Work required
Find each line containing the string "difference" and return it.

>> start Record extracts

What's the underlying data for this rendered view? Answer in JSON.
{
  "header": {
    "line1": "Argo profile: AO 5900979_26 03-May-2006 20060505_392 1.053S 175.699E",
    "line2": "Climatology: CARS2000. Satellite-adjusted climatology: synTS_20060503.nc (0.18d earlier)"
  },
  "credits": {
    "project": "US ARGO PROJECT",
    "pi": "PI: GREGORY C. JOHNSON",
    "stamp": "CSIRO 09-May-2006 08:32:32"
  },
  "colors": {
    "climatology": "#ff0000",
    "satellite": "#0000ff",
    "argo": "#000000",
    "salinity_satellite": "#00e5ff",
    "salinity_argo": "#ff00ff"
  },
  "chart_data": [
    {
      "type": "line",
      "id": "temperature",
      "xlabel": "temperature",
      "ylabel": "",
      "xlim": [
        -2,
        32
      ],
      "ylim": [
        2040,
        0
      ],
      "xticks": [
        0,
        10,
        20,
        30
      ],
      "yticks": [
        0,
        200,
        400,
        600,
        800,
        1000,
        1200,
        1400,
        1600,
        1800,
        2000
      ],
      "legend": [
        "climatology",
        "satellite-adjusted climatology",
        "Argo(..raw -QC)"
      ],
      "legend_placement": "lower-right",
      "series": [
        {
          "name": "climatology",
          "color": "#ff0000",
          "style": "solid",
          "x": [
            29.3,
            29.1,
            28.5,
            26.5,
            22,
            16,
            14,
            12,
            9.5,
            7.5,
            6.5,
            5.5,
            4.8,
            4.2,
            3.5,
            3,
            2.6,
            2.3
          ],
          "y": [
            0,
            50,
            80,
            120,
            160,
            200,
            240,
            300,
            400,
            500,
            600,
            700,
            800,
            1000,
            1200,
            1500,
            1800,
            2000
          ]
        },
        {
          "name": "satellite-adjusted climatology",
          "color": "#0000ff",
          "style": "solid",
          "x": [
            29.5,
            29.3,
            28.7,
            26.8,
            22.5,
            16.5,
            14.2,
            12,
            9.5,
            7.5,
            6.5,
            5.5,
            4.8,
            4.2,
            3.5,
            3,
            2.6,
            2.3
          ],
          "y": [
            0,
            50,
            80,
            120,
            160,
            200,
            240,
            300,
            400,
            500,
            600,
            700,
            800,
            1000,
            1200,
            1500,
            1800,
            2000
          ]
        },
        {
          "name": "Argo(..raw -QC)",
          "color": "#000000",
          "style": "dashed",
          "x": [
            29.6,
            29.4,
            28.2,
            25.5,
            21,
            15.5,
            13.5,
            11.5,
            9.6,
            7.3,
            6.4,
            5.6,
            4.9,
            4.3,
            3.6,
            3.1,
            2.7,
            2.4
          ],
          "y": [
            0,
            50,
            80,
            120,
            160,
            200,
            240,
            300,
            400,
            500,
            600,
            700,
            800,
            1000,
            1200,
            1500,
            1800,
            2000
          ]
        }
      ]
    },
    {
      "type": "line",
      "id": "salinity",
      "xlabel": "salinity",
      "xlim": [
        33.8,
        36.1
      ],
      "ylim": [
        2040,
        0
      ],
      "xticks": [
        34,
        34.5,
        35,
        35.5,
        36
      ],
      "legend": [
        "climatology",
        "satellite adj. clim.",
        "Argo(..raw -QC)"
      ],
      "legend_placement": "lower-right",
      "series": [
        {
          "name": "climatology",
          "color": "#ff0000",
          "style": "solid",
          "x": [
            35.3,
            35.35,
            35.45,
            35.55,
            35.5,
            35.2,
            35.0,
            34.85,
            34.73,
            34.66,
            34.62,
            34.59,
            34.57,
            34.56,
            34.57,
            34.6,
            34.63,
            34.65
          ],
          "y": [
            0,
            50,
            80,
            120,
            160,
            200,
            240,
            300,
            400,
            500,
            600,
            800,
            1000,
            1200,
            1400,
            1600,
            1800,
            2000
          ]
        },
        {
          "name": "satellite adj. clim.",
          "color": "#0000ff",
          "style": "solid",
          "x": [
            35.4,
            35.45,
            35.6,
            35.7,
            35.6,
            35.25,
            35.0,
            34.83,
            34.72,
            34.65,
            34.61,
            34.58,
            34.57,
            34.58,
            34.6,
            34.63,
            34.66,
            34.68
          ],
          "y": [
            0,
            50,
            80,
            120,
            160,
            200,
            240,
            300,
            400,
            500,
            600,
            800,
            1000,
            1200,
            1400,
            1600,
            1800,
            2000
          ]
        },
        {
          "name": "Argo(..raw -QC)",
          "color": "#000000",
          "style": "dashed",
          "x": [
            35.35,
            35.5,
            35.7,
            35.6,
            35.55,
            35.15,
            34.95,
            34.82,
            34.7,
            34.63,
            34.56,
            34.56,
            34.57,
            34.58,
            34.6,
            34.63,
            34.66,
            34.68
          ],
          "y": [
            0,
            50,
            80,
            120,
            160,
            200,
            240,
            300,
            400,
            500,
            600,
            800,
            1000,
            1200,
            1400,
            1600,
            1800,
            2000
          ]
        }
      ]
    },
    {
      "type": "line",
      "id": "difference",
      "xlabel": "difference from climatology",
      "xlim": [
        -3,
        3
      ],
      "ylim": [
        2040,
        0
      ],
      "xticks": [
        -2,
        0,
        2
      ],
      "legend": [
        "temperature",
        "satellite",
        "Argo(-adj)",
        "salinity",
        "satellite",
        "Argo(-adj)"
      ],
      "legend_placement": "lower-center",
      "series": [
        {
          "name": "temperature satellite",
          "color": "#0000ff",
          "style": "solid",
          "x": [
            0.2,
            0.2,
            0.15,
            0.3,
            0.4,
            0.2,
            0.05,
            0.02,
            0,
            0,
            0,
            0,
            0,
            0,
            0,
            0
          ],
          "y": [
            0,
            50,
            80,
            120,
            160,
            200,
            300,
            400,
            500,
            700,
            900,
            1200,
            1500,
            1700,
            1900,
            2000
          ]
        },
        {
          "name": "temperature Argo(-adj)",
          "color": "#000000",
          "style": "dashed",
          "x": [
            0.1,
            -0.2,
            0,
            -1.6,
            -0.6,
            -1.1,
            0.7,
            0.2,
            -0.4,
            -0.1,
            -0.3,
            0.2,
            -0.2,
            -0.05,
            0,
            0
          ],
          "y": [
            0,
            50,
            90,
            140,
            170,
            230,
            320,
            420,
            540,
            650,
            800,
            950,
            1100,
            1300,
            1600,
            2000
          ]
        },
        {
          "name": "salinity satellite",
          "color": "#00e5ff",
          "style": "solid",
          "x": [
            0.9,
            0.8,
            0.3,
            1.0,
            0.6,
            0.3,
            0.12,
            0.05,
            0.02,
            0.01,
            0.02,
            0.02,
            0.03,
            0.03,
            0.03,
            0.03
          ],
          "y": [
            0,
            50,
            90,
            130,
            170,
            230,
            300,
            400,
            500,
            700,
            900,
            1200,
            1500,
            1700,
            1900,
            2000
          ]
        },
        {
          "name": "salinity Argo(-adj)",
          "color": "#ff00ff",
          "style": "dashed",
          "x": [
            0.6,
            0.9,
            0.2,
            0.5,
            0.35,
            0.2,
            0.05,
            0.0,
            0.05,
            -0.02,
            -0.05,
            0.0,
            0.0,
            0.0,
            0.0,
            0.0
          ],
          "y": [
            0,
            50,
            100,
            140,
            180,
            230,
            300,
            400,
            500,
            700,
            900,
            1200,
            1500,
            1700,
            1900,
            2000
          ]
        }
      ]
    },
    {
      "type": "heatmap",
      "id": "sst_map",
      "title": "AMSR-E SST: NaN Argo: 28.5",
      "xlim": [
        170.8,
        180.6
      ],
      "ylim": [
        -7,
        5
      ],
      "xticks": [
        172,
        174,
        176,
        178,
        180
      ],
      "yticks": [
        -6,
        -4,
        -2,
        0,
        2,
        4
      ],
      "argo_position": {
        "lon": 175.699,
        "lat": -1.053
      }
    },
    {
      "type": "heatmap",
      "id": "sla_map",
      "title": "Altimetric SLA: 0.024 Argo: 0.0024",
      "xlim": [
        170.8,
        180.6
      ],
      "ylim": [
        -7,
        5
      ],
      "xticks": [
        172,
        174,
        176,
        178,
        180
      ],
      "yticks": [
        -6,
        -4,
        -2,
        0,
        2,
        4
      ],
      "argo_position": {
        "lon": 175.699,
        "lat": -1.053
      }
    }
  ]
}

>> end Record extracts

Exercise result
      "id": "difference",
      "xlabel": "difference from climatology",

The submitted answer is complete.